任务目标.
更新下列全部记录，将其中的“discount-badge”逐一改为“sale-badge”，其余内容一律保持原样。输出中不得包含图片。

▼▼▼

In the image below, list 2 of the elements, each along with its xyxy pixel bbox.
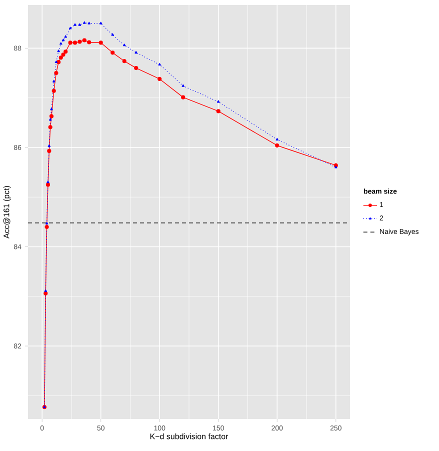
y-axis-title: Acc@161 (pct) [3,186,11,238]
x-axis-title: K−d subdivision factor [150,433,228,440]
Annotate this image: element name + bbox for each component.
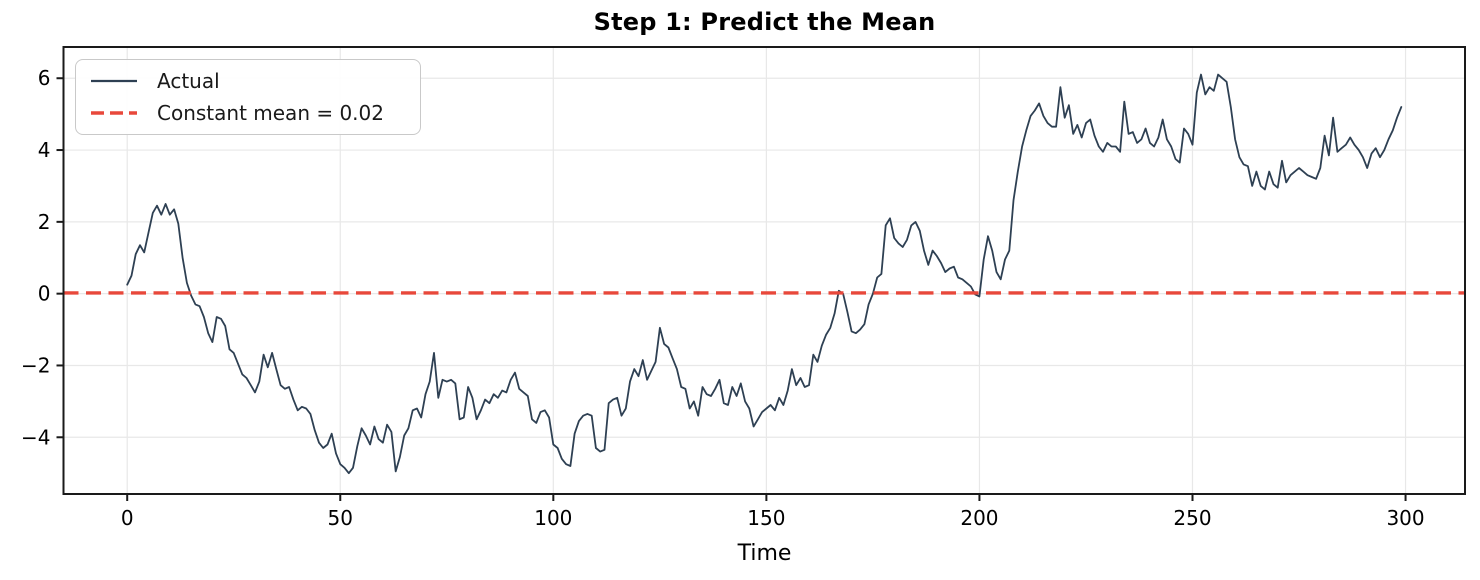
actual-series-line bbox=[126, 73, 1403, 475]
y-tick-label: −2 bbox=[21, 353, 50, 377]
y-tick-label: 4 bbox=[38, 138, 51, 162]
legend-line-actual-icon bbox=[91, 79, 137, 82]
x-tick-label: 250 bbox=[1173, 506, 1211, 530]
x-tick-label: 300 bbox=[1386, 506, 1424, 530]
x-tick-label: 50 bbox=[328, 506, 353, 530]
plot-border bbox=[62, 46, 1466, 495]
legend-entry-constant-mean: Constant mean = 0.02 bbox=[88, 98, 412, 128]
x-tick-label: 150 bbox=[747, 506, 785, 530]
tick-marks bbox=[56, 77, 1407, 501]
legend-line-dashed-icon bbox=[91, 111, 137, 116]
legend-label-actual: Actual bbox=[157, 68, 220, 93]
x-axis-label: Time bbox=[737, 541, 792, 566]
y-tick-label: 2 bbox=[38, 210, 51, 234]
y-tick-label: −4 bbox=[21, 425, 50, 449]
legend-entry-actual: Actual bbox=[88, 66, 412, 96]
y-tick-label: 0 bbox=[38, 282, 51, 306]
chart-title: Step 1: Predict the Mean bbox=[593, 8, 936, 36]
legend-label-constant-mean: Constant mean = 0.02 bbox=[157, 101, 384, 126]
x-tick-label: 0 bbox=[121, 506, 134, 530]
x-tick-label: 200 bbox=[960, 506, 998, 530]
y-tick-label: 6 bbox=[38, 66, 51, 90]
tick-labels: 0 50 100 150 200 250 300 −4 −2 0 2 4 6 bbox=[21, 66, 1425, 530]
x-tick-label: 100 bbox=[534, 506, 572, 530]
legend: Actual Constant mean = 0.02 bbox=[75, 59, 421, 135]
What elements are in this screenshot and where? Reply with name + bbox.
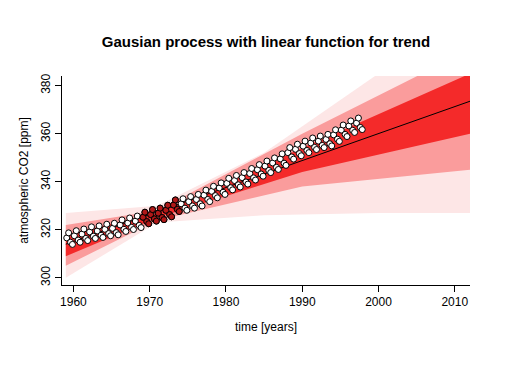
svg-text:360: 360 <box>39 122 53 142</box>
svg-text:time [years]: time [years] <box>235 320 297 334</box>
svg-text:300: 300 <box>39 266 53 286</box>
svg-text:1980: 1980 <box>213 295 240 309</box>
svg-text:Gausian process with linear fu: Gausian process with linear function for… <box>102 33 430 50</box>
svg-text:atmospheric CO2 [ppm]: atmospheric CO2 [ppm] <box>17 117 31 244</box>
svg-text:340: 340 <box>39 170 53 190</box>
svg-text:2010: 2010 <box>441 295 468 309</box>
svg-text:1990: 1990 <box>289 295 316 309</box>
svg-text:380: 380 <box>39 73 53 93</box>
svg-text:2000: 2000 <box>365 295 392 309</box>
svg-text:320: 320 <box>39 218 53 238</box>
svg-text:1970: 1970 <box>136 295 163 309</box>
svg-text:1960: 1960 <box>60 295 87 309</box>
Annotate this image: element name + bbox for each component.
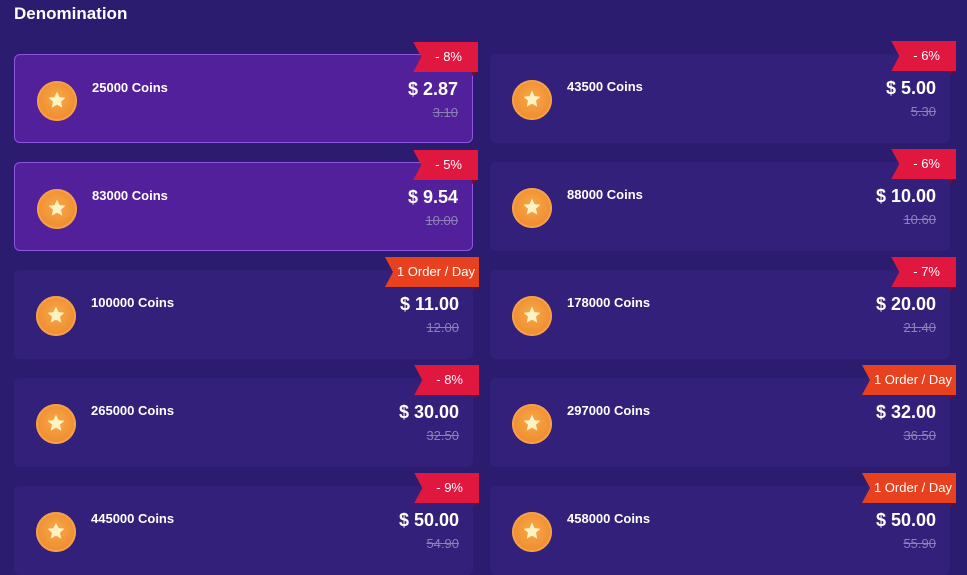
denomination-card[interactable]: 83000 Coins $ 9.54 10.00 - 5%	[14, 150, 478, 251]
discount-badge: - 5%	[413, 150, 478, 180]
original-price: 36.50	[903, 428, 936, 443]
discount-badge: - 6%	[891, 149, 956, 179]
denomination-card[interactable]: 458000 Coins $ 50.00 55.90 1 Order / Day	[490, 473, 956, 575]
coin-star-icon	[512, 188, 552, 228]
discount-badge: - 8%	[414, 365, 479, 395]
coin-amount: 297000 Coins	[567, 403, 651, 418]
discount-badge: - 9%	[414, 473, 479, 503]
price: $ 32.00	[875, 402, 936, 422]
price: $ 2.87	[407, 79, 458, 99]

▲▲▲

完整输出.
In the image below, list 2 of the elements, each along with its xyxy pixel bbox.
y-axis-title: Acc@161 (pct) [3,186,11,238]
x-axis-title: K−d subdivision factor [150,433,228,440]
Annotate this image: element name + bbox for each component.
actual-series-line bbox=[126, 73, 1403, 475]
y-tick-label: −2 bbox=[21, 353, 50, 377]
y-tick-label: 4 bbox=[38, 138, 51, 162]
legend-line-actual-icon bbox=[91, 79, 137, 82]
x-tick-label: 250 bbox=[1173, 506, 1211, 530]
x-tick-label: 300 bbox=[1386, 506, 1424, 530]
x-tick-label: 50 bbox=[328, 506, 353, 530]
plot-border bbox=[62, 46, 1466, 495]
legend-entry-constant-mean: Constant mean = 0.02 bbox=[88, 98, 412, 128]
x-tick-label: 150 bbox=[747, 506, 785, 530]
tick-marks bbox=[56, 77, 1407, 501]
legend-line-dashed-icon bbox=[91, 111, 137, 116]
legend-label-actual: Actual bbox=[157, 68, 220, 93]
x-axis-label: Time bbox=[737, 541, 792, 566]
y-tick-label: 2 bbox=[38, 210, 51, 234]
y-tick-label: −4 bbox=[21, 425, 50, 449]
legend-entry-actual: Actual bbox=[88, 66, 412, 96]
y-tick-label: 0 bbox=[38, 282, 51, 306]
chart-title: Step 1: Predict the Mean bbox=[593, 8, 936, 36]
legend-label-constant-mean: Constant mean = 0.02 bbox=[157, 101, 384, 126]
x-tick-label: 0 bbox=[121, 506, 134, 530]
x-tick-label: 200 bbox=[960, 506, 998, 530]
y-tick-label: 6 bbox=[38, 66, 51, 90]
tick-labels: 0 50 100 150 200 250 300 −4 −2 0 2 4 6 bbox=[21, 66, 1425, 530]
x-tick-label: 100 bbox=[534, 506, 572, 530]
legend: Actual Constant mean = 0.02 bbox=[75, 59, 421, 135]
What elements are in this screenshot and where? Reply with name + bbox.
svg-text:360: 360 <box>39 122 53 142</box>
svg-text:time [years]: time [years] <box>235 320 297 334</box>
svg-text:300: 300 <box>39 266 53 286</box>
svg-text:1980: 1980 <box>213 295 240 309</box>
svg-text:Gausian process with linear fu: Gausian process with linear function for… <box>102 33 430 50</box>
svg-text:atmospheric CO2 [ppm]: atmospheric CO2 [ppm] <box>17 117 31 244</box>
svg-text:340: 340 <box>39 170 53 190</box>
svg-text:2010: 2010 <box>441 295 468 309</box>
svg-text:1990: 1990 <box>289 295 316 309</box>
svg-text:380: 380 <box>39 73 53 93</box>
svg-text:2000: 2000 <box>365 295 392 309</box>
svg-text:320: 320 <box>39 218 53 238</box>
svg-text:1970: 1970 <box>136 295 163 309</box>
svg-text:1960: 1960 <box>60 295 87 309</box>
Annotate this image: element name + bbox for each component.
denomination-card[interactable]: 83000 Coins $ 9.54 10.00 - 5%	[14, 150, 478, 251]
sale-badge: - 5%	[413, 150, 478, 180]
original-price: 36.50	[903, 428, 936, 443]
sale-badge: - 6%	[891, 149, 956, 179]
denomination-card[interactable]: 458000 Coins $ 50.00 55.90 1 Order / Day	[490, 473, 956, 575]
coin-star-icon	[512, 188, 552, 228]
sale-badge: - 8%	[414, 365, 479, 395]
coin-amount: 297000 Coins	[567, 403, 651, 418]
sale-badge: - 9%	[414, 473, 479, 503]
price: $ 32.00	[875, 402, 936, 422]
price: $ 2.87	[407, 79, 458, 99]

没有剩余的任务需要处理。